Stated exercise — Your reply should be one number: the count of lines holding the word "JSON".

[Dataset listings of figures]
══════════
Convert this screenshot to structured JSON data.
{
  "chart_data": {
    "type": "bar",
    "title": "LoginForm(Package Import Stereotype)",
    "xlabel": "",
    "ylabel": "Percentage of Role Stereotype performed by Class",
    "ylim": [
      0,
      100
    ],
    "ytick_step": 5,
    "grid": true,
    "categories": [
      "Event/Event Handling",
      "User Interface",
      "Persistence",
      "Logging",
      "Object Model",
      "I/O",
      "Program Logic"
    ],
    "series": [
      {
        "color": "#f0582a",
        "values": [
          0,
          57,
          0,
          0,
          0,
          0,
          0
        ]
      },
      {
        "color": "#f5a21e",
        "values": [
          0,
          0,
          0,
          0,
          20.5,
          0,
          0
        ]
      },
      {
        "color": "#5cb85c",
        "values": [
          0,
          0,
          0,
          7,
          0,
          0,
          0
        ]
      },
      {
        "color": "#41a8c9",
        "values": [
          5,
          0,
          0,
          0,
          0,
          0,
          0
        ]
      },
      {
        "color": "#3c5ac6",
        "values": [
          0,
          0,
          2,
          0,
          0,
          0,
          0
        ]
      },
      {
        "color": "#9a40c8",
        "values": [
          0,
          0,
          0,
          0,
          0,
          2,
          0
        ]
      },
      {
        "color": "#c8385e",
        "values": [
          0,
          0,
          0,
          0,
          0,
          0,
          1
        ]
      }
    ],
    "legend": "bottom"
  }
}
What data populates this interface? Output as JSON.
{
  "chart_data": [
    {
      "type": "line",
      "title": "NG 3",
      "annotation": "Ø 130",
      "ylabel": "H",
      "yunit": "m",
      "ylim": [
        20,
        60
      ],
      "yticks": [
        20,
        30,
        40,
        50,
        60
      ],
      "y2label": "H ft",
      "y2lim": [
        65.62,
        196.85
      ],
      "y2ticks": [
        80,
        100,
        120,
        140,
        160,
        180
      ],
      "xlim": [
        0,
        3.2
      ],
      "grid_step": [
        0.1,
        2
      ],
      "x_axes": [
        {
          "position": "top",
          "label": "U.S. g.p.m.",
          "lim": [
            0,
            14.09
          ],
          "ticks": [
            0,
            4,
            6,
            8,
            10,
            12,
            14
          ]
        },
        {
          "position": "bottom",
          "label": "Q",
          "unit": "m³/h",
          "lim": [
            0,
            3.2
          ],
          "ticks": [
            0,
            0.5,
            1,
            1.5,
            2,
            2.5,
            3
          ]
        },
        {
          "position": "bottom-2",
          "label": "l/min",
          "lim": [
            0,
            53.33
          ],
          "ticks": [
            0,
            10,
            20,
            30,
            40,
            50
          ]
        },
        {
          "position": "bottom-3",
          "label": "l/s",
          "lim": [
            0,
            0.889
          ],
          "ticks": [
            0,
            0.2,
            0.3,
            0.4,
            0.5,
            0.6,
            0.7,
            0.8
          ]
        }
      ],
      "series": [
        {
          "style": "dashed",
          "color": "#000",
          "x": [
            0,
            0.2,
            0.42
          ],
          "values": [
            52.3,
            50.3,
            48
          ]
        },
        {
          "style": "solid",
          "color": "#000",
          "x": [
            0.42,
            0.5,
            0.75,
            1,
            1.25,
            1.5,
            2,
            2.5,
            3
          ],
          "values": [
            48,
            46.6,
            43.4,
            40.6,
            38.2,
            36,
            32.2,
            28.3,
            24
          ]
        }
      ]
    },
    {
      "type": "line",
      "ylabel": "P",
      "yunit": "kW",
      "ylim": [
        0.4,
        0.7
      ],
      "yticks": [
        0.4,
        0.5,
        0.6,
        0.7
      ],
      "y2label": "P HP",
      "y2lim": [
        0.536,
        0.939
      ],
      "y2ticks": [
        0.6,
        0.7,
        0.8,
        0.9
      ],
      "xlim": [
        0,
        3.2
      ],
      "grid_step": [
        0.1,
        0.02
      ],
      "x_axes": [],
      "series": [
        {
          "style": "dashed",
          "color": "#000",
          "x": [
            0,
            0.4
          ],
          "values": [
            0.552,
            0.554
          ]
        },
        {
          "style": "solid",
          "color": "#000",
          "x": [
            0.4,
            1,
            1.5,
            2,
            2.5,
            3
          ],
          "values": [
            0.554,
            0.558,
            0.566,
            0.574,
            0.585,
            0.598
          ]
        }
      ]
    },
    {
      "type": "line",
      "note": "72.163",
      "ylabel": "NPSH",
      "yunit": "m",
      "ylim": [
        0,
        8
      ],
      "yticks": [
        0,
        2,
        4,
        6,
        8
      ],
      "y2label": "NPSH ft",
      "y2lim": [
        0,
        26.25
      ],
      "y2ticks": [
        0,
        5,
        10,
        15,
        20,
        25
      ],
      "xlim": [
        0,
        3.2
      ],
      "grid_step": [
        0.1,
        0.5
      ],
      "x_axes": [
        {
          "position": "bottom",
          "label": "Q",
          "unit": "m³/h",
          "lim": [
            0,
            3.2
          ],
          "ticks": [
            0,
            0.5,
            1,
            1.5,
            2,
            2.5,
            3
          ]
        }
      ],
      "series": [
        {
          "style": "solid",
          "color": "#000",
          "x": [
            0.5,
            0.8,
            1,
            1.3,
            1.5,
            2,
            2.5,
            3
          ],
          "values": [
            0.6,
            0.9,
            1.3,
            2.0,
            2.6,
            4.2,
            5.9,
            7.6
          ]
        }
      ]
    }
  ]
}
══════════
Task output — 2